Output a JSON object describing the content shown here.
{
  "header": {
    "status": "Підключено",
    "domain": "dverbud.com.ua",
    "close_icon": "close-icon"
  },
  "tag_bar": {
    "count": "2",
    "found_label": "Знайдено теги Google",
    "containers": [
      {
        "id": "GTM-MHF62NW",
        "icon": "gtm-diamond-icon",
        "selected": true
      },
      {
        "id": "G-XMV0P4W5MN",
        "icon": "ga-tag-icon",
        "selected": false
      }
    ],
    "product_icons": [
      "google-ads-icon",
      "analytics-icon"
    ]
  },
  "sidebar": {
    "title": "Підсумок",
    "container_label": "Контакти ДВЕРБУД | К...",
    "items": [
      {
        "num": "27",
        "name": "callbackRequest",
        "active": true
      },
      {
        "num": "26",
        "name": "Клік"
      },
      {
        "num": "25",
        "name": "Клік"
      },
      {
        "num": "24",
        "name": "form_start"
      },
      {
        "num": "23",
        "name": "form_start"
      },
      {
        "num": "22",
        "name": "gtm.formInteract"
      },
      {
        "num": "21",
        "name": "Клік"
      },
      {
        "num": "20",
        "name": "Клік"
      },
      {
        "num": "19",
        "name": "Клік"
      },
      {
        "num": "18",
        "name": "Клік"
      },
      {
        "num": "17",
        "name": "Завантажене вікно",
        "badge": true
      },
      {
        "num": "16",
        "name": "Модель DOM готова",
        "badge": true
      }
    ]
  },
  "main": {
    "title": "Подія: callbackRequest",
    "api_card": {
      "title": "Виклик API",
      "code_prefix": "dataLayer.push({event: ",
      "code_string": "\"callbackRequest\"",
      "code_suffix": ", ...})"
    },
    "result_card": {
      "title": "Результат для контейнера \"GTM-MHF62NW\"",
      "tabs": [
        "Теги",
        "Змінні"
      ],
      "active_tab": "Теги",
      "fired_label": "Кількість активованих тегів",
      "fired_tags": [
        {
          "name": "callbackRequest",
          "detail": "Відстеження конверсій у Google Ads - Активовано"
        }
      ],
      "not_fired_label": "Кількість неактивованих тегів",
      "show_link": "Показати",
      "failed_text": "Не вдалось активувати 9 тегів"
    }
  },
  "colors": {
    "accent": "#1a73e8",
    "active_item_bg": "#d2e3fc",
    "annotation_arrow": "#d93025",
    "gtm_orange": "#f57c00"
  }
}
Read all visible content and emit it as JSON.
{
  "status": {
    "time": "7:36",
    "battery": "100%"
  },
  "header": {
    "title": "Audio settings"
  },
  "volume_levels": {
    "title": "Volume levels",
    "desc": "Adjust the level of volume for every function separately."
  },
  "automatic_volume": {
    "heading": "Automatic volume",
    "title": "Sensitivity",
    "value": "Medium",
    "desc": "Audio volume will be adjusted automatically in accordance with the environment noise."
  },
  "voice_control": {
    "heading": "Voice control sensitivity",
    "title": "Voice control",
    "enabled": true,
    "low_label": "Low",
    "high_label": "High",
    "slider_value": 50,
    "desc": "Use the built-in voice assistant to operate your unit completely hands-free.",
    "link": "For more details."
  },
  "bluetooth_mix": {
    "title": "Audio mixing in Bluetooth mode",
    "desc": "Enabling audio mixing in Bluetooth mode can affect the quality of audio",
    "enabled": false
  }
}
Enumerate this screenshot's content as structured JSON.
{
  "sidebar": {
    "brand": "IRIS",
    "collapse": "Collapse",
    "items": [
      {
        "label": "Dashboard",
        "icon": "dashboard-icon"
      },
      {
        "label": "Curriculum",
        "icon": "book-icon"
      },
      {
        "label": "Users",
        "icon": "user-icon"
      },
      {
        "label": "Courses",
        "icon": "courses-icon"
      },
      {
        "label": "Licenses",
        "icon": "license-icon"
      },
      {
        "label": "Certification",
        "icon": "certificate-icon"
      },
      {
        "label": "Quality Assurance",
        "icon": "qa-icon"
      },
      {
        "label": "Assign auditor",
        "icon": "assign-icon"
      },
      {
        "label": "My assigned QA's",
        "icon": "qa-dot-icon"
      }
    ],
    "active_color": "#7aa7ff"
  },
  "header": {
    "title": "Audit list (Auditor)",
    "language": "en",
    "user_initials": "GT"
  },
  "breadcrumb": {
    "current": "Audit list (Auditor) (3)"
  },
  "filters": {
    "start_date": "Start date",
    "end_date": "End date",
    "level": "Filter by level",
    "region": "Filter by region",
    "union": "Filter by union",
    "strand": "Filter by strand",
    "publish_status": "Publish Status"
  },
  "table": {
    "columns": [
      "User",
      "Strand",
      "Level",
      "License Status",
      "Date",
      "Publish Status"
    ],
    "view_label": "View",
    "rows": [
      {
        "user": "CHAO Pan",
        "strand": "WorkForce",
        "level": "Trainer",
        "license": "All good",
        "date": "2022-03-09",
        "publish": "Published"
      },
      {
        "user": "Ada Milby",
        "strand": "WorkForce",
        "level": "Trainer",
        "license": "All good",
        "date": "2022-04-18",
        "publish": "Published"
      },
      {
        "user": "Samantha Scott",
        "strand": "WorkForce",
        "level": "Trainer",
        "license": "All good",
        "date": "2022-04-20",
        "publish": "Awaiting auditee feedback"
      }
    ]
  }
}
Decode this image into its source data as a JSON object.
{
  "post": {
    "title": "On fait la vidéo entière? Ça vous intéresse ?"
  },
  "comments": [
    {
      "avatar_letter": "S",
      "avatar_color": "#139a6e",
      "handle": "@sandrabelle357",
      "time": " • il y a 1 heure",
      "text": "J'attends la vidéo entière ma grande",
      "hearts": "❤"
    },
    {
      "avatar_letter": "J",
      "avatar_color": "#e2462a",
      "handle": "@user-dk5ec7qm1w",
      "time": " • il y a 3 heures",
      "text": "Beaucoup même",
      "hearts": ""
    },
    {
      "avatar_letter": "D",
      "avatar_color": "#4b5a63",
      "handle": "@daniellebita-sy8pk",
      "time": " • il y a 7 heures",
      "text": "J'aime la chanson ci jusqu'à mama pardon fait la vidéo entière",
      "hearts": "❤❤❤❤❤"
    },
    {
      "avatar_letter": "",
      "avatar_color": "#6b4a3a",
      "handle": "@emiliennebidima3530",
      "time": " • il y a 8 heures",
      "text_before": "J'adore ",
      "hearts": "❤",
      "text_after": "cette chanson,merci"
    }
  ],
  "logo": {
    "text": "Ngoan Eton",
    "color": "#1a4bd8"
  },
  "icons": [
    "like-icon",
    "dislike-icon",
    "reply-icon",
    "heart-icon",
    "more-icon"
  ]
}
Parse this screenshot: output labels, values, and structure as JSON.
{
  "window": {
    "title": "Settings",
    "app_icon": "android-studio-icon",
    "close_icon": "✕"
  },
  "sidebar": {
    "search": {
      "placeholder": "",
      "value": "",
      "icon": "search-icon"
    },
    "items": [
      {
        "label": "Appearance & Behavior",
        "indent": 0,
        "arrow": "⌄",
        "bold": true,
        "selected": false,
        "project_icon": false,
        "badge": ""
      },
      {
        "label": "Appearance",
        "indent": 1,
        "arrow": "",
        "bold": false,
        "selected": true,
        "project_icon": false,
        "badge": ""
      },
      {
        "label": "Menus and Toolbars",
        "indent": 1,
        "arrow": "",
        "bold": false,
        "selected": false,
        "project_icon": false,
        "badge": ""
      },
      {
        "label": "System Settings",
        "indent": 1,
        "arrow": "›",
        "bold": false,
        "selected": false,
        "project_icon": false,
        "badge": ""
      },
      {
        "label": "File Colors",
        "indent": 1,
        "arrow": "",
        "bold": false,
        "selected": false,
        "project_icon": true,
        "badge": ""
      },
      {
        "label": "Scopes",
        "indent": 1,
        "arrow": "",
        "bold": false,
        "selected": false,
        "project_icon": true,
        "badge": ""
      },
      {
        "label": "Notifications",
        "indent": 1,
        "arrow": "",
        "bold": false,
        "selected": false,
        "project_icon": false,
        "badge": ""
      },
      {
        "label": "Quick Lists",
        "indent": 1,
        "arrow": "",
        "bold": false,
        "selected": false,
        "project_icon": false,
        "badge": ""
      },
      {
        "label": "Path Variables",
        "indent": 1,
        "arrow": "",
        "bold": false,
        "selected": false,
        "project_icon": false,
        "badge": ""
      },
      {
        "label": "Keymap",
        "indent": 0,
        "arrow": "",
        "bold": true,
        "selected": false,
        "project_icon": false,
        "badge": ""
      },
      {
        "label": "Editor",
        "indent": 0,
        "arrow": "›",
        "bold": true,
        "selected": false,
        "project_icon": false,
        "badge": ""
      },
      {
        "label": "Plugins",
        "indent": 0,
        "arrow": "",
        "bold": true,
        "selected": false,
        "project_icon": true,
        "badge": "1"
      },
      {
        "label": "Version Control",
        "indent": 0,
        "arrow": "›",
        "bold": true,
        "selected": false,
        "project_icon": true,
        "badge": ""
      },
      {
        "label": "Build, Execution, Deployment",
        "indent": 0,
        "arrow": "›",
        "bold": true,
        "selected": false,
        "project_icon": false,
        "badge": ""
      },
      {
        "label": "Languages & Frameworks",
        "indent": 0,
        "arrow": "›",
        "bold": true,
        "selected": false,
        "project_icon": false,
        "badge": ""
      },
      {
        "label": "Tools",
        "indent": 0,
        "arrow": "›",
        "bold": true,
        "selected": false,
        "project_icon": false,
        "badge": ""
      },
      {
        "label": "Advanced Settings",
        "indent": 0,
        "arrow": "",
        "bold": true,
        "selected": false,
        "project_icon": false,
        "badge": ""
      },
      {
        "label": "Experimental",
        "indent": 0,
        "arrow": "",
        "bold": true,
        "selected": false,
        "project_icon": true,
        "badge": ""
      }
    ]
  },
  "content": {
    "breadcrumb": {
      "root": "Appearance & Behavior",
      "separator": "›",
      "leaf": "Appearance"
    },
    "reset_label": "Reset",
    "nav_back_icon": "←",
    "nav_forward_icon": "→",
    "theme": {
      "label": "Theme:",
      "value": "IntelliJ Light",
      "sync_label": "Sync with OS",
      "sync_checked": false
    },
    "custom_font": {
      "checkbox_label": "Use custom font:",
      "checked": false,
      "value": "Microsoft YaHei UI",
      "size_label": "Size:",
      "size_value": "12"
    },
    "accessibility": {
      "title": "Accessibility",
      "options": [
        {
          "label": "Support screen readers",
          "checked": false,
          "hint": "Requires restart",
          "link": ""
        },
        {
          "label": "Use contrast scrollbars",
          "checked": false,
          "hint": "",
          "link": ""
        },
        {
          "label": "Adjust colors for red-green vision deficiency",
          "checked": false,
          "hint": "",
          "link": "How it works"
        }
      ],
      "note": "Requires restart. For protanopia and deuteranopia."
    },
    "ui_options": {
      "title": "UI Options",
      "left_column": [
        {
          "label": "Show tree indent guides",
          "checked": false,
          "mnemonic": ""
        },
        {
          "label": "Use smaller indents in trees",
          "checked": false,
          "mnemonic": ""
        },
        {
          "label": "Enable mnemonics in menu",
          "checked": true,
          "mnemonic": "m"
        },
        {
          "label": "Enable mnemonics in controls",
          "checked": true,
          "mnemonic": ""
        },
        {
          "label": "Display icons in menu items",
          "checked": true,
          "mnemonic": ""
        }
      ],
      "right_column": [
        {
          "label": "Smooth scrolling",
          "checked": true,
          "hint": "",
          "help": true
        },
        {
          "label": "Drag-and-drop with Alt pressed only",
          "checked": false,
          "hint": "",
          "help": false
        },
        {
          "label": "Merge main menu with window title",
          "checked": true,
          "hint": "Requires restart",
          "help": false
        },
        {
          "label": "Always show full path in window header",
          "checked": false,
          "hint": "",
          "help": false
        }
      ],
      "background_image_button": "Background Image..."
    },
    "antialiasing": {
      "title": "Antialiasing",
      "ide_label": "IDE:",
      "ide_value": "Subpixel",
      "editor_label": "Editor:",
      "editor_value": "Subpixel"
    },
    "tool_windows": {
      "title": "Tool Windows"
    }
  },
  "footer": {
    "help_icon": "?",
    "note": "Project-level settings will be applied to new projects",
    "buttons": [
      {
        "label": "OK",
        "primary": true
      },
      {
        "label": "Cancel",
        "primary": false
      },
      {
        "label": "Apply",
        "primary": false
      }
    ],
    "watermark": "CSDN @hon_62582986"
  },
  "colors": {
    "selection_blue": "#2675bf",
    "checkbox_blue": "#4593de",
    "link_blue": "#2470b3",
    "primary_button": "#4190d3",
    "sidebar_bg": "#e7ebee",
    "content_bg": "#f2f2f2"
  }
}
^^^^
#### To be done:
Using the records above, say how many lines include the string "heures". Only the number is wanted.

#### Worked answer:
3